__Objective__
Look for "icon" in the listing below. Gather each line that contains it.

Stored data
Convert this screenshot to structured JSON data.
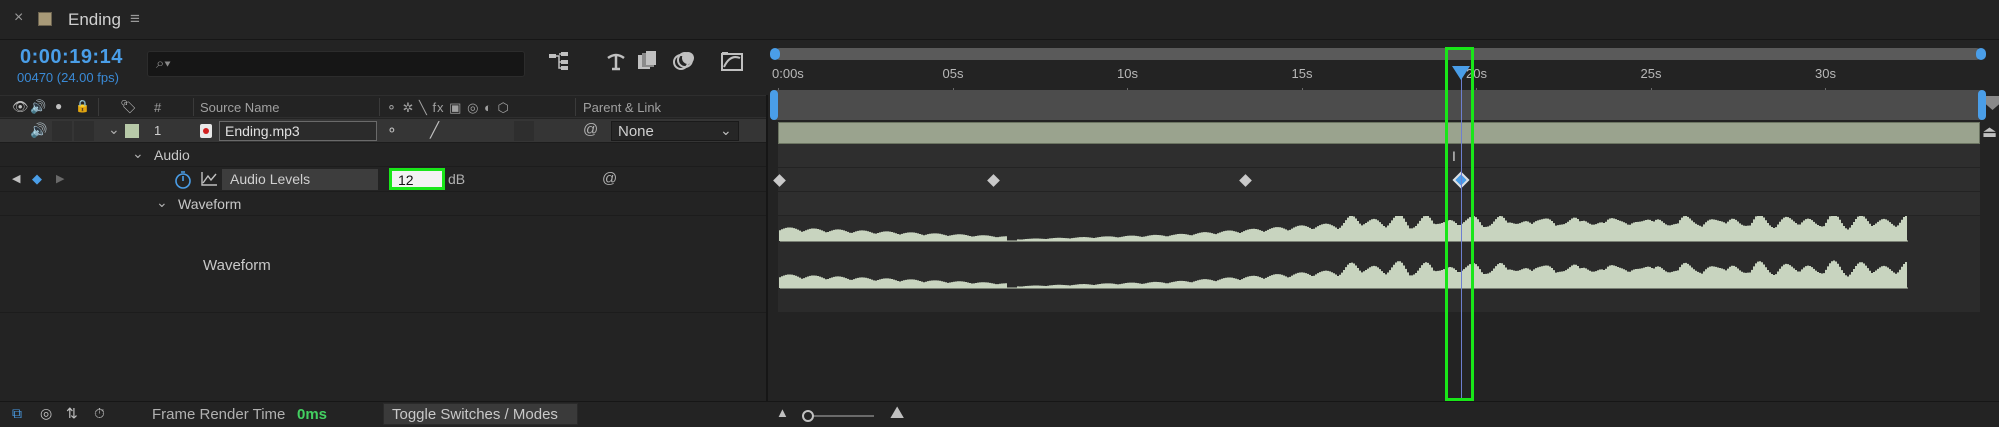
{
  "tab": {
    "title": "Ending",
    "close_glyph": "×",
    "menu_glyph": "≡",
    "swatch_color": "#a89a78"
  },
  "comp": {
    "timecode": "0:00:19:14",
    "frames": "00470 (24.00 fps)"
  },
  "search": {
    "placeholder": "",
    "icon": "search-icon"
  },
  "headers": {
    "source_name": "Source Name",
    "number": "#",
    "switches": "⚬ ✲ ╲ fx ▣ ◎ ◐ ⬡",
    "parent_link": "Parent & Link"
  },
  "layer": {
    "number": "1",
    "name": "Ending.mp3",
    "parent": "None",
    "label_color": "#b7c9a8"
  },
  "properties": {
    "audio_group": "Audio",
    "levels_name": "Audio Levels",
    "levels_value": "12",
    "levels_unit": "dB",
    "waveform_group": "Waveform",
    "waveform_label": "Waveform"
  },
  "ruler": {
    "ticks": [
      "0:00s",
      "05s",
      "10s",
      "15s",
      "20s",
      "25s",
      "30s"
    ]
  },
  "keyframes_seconds": [
    0,
    6.2,
    13.4,
    19.58
  ],
  "playhead_seconds": 19.58,
  "bottom": {
    "frame_render_label": "Frame Render Time",
    "frame_render_value": "0ms",
    "toggle_label": "Toggle Switches / Modes"
  },
  "colors": {
    "accent": "#4a9ee8",
    "highlight": "#19e619",
    "waveform": "#c8d4bf",
    "green_text": "#43d061"
  }
}
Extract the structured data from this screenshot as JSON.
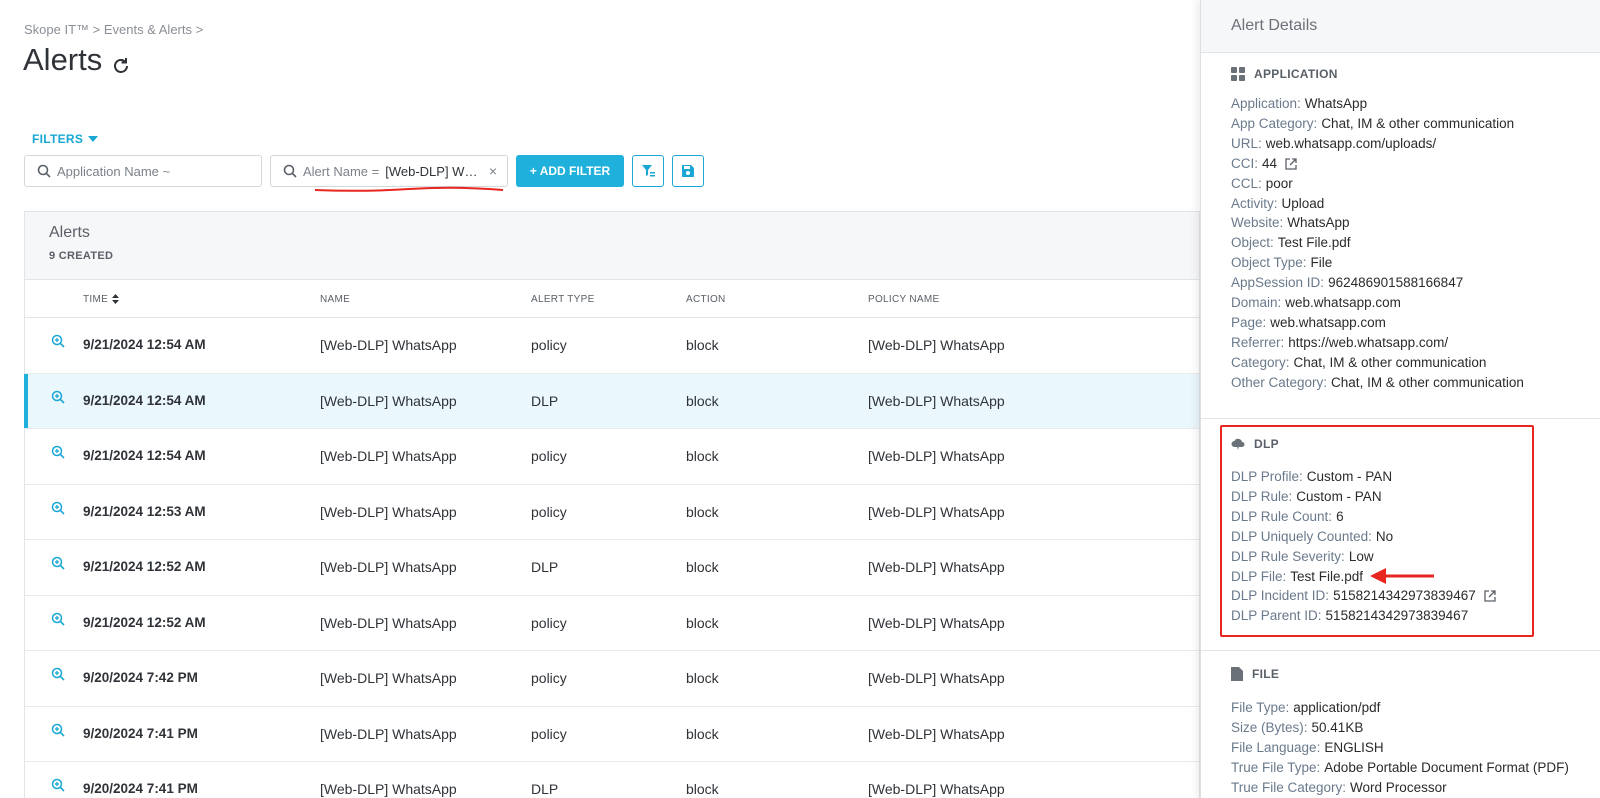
{
  "breadcrumb": "Skope IT™ > Events & Alerts >",
  "page_title": "Alerts",
  "filters_label": "FILTERS",
  "filter_app": {
    "placeholder": "Application Name ~"
  },
  "filter_alert": {
    "label": "Alert Name =",
    "value": "[Web-DLP] WhatsApp",
    "clear": "×"
  },
  "add_filter_label": "+ ADD FILTER",
  "alerts_panel": {
    "title": "Alerts",
    "count": "9 CREATED",
    "columns": {
      "time": "TIME",
      "name": "NAME",
      "alert_type": "ALERT TYPE",
      "action": "ACTION",
      "policy": "POLICY NAME"
    },
    "rows": [
      {
        "time": "9/21/2024 12:54 AM",
        "name": "[Web-DLP] WhatsApp",
        "type": "policy",
        "action": "block",
        "policy": "[Web-DLP] WhatsApp"
      },
      {
        "time": "9/21/2024 12:54 AM",
        "name": "[Web-DLP] WhatsApp",
        "type": "DLP",
        "action": "block",
        "policy": "[Web-DLP] WhatsApp"
      },
      {
        "time": "9/21/2024 12:54 AM",
        "name": "[Web-DLP] WhatsApp",
        "type": "policy",
        "action": "block",
        "policy": "[Web-DLP] WhatsApp"
      },
      {
        "time": "9/21/2024 12:53 AM",
        "name": "[Web-DLP] WhatsApp",
        "type": "policy",
        "action": "block",
        "policy": "[Web-DLP] WhatsApp"
      },
      {
        "time": "9/21/2024 12:52 AM",
        "name": "[Web-DLP] WhatsApp",
        "type": "DLP",
        "action": "block",
        "policy": "[Web-DLP] WhatsApp"
      },
      {
        "time": "9/21/2024 12:52 AM",
        "name": "[Web-DLP] WhatsApp",
        "type": "policy",
        "action": "block",
        "policy": "[Web-DLP] WhatsApp"
      },
      {
        "time": "9/20/2024 7:42 PM",
        "name": "[Web-DLP] WhatsApp",
        "type": "policy",
        "action": "block",
        "policy": "[Web-DLP] WhatsApp"
      },
      {
        "time": "9/20/2024 7:41 PM",
        "name": "[Web-DLP] WhatsApp",
        "type": "policy",
        "action": "block",
        "policy": "[Web-DLP] WhatsApp"
      },
      {
        "time": "9/20/2024 7:41 PM",
        "name": "[Web-DLP] WhatsApp",
        "type": "DLP",
        "action": "block",
        "policy": "[Web-DLP] WhatsApp"
      }
    ]
  },
  "details": {
    "title": "Alert Details",
    "application": {
      "title": "APPLICATION",
      "fields": [
        {
          "k": "Application:",
          "v": "WhatsApp"
        },
        {
          "k": "App Category:",
          "v": "Chat, IM & other communication"
        },
        {
          "k": "URL:",
          "v": "web.whatsapp.com/uploads/"
        },
        {
          "k": "CCI:",
          "v": "44"
        },
        {
          "k": "CCL:",
          "v": "poor"
        },
        {
          "k": "Activity:",
          "v": "Upload"
        },
        {
          "k": "Website:",
          "v": "WhatsApp"
        },
        {
          "k": "Object:",
          "v": "Test File.pdf"
        },
        {
          "k": "Object Type:",
          "v": "File"
        },
        {
          "k": "AppSession ID:",
          "v": "962486901588166847"
        },
        {
          "k": "Domain:",
          "v": "web.whatsapp.com"
        },
        {
          "k": "Page:",
          "v": "web.whatsapp.com"
        },
        {
          "k": "Referrer:",
          "v": "https://web.whatsapp.com/"
        },
        {
          "k": "Category:",
          "v": "Chat, IM & other communication"
        },
        {
          "k": "Other Category:",
          "v": "Chat, IM & other communication"
        }
      ]
    },
    "dlp": {
      "title": "DLP",
      "fields": [
        {
          "k": "DLP Profile:",
          "v": "Custom - PAN"
        },
        {
          "k": "DLP Rule:",
          "v": "Custom - PAN"
        },
        {
          "k": "DLP Rule Count:",
          "v": "6"
        },
        {
          "k": "DLP Uniquely Counted:",
          "v": "No"
        },
        {
          "k": "DLP Rule Severity:",
          "v": "Low"
        },
        {
          "k": "DLP File:",
          "v": "Test File.pdf"
        },
        {
          "k": "DLP Incident ID:",
          "v": "5158214342973839467"
        },
        {
          "k": "DLP Parent ID:",
          "v": "5158214342973839467"
        }
      ]
    },
    "file": {
      "title": "FILE",
      "fields": [
        {
          "k": "File Type:",
          "v": "application/pdf"
        },
        {
          "k": "Size (Bytes):",
          "v": "50.41KB"
        },
        {
          "k": "File Language:",
          "v": "ENGLISH"
        },
        {
          "k": "True File Type:",
          "v": "Adobe Portable Document Format (PDF)"
        },
        {
          "k": "True File Category:",
          "v": "Word Processor"
        }
      ]
    }
  },
  "colors": {
    "accent": "#1fb1dc",
    "annotation_red": "#e8261f",
    "selected_row": "#eaf7fc"
  }
}
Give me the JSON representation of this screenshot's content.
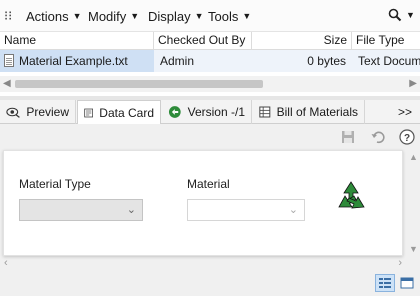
{
  "toolbar": {
    "menus": [
      {
        "label": "Actions",
        "icon": "chevron-down-icon"
      },
      {
        "label": "Modify",
        "icon": "chevron-down-icon"
      },
      {
        "label": "Display",
        "icon": "chevron-down-icon"
      },
      {
        "label": "Tools",
        "icon": "chevron-down-icon"
      }
    ],
    "search_icon": "magnifier-icon"
  },
  "grid": {
    "columns": [
      "Name",
      "Checked Out By",
      "Size",
      "File Type"
    ],
    "rows": [
      {
        "name": "Material Example.txt",
        "checked_out_by": "Admin",
        "size": "0 bytes",
        "file_type": "Text Document"
      }
    ]
  },
  "tabs": [
    {
      "label": "Preview",
      "icon": "preview-icon",
      "active": false
    },
    {
      "label": "Data Card",
      "icon": "data-card-icon",
      "active": true
    },
    {
      "label": "Version -/1",
      "icon": "version-icon",
      "active": false
    },
    {
      "label": "Bill of Materials",
      "icon": "bill-of-materials-icon",
      "active": false
    }
  ],
  "tabs_overflow_label": ">>",
  "data_card": {
    "fields": [
      {
        "label": "Material Type",
        "value": ""
      },
      {
        "label": "Material",
        "value": ""
      }
    ],
    "logo_icon": "recycle-logo-icon"
  },
  "colors": {
    "selected_row": "#cfe0f4",
    "active_tab": "#ffffff",
    "logo_green": "#2e8b3a"
  }
}
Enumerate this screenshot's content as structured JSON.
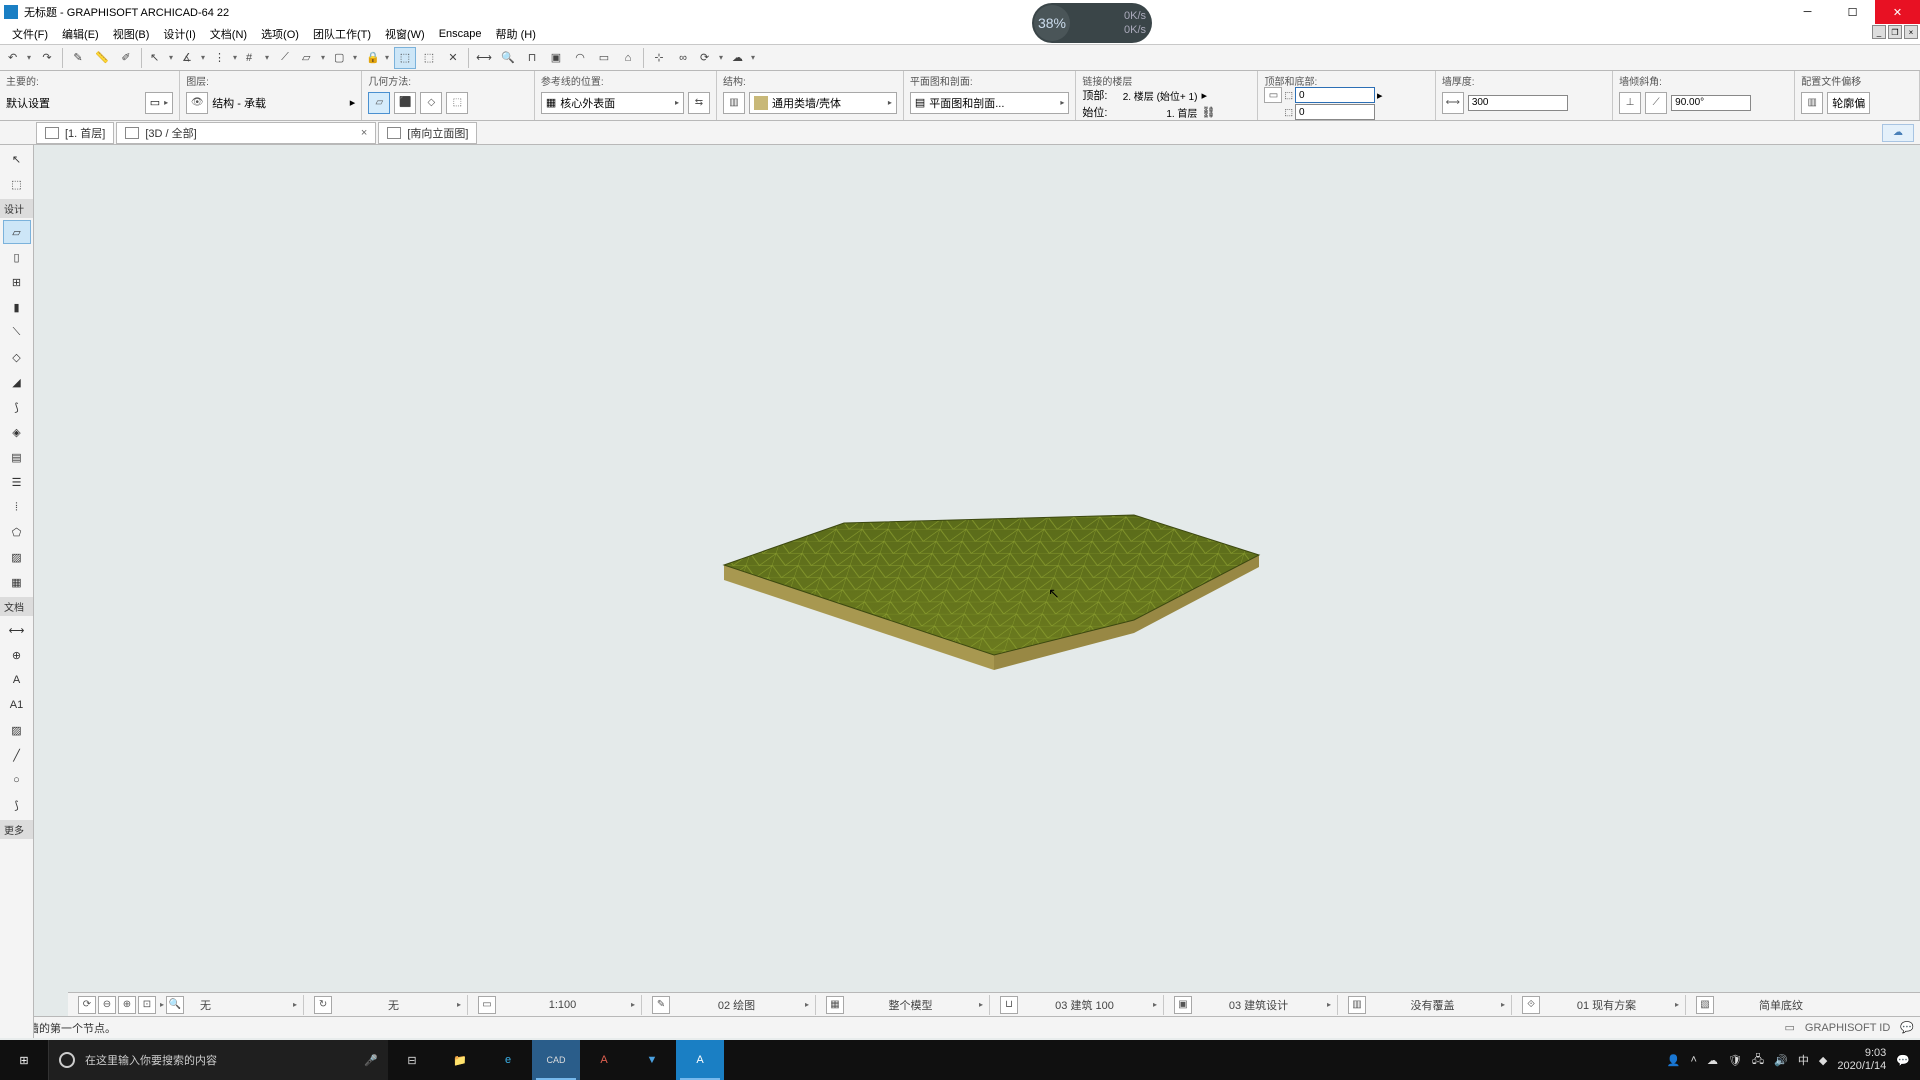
{
  "title": "无标题 - GRAPHISOFT ARCHICAD-64 22",
  "menu": [
    "文件(F)",
    "编辑(E)",
    "视图(B)",
    "设计(I)",
    "文档(N)",
    "选项(O)",
    "团队工作(T)",
    "视窗(W)",
    "Enscape",
    "帮助 (H)"
  ],
  "perf": {
    "pct": "38%",
    "up": "0K/s",
    "down": "0K/s"
  },
  "info": {
    "g1_label": "主要的:",
    "g1_value": "默认设置",
    "g2_label": "图层:",
    "g2_value": "结构 - 承载",
    "g3_label": "几何方法:",
    "g4_label": "参考线的位置:",
    "g4_value": "核心外表面",
    "g5_label": "结构:",
    "g5_value": "通用类墙/壳体",
    "g6_label": "平面图和剖面:",
    "g6_value": "平面图和剖面...",
    "g7_label": "链接的楼层",
    "g7_top": "顶部:",
    "g7_top_val": "2. 楼层 (始位+ 1)",
    "g7_base": "始位:",
    "g7_base_val": "1. 首层",
    "g8_label": "顶部和底部:",
    "g8_v1": "0",
    "g8_v2": "0",
    "g9_label": "墙厚度:",
    "g9_value": "300",
    "g10_label": "墙倾斜角:",
    "g10_value": "90.00°",
    "g11_label": "配置文件偏移",
    "g11_btn": "轮廓偏"
  },
  "tabs": {
    "t1": "[1. 首层]",
    "t2": "[3D / 全部]",
    "t3": "[南向立面图]"
  },
  "palette": {
    "sec1": "设计",
    "sec2": "文档",
    "sec3": "更多"
  },
  "quick": {
    "q1": "无",
    "q2": "无",
    "q3": "1:100",
    "q4": "02 绘图",
    "q5": "整个模型",
    "q6": "03 建筑 100",
    "q7": "03 建筑设计",
    "q8": "没有覆盖",
    "q9": "01 现有方案",
    "q10": "简单底纹"
  },
  "status_text": "输入墙的第一个节点。",
  "status_right": "GRAPHISOFT ID",
  "taskbar": {
    "search_placeholder": "在这里输入你要搜索的内容",
    "time": "9:03",
    "date": "2020/1/14",
    "ime": "中"
  }
}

__Right answer__
    "icon": "search-icon"
        "icon": "chevron-down-icon"
        "icon": "chevron-down-icon"
        "icon": "chevron-down-icon"
        "icon": "chevron-down-icon"
    "search_icon": "magnifier-icon"
      "icon": "preview-icon",
      "icon": "data-card-icon",
      "icon": "version-icon",
      "icon": "bill-of-materials-icon",
    "logo_icon": "recycle-logo-icon"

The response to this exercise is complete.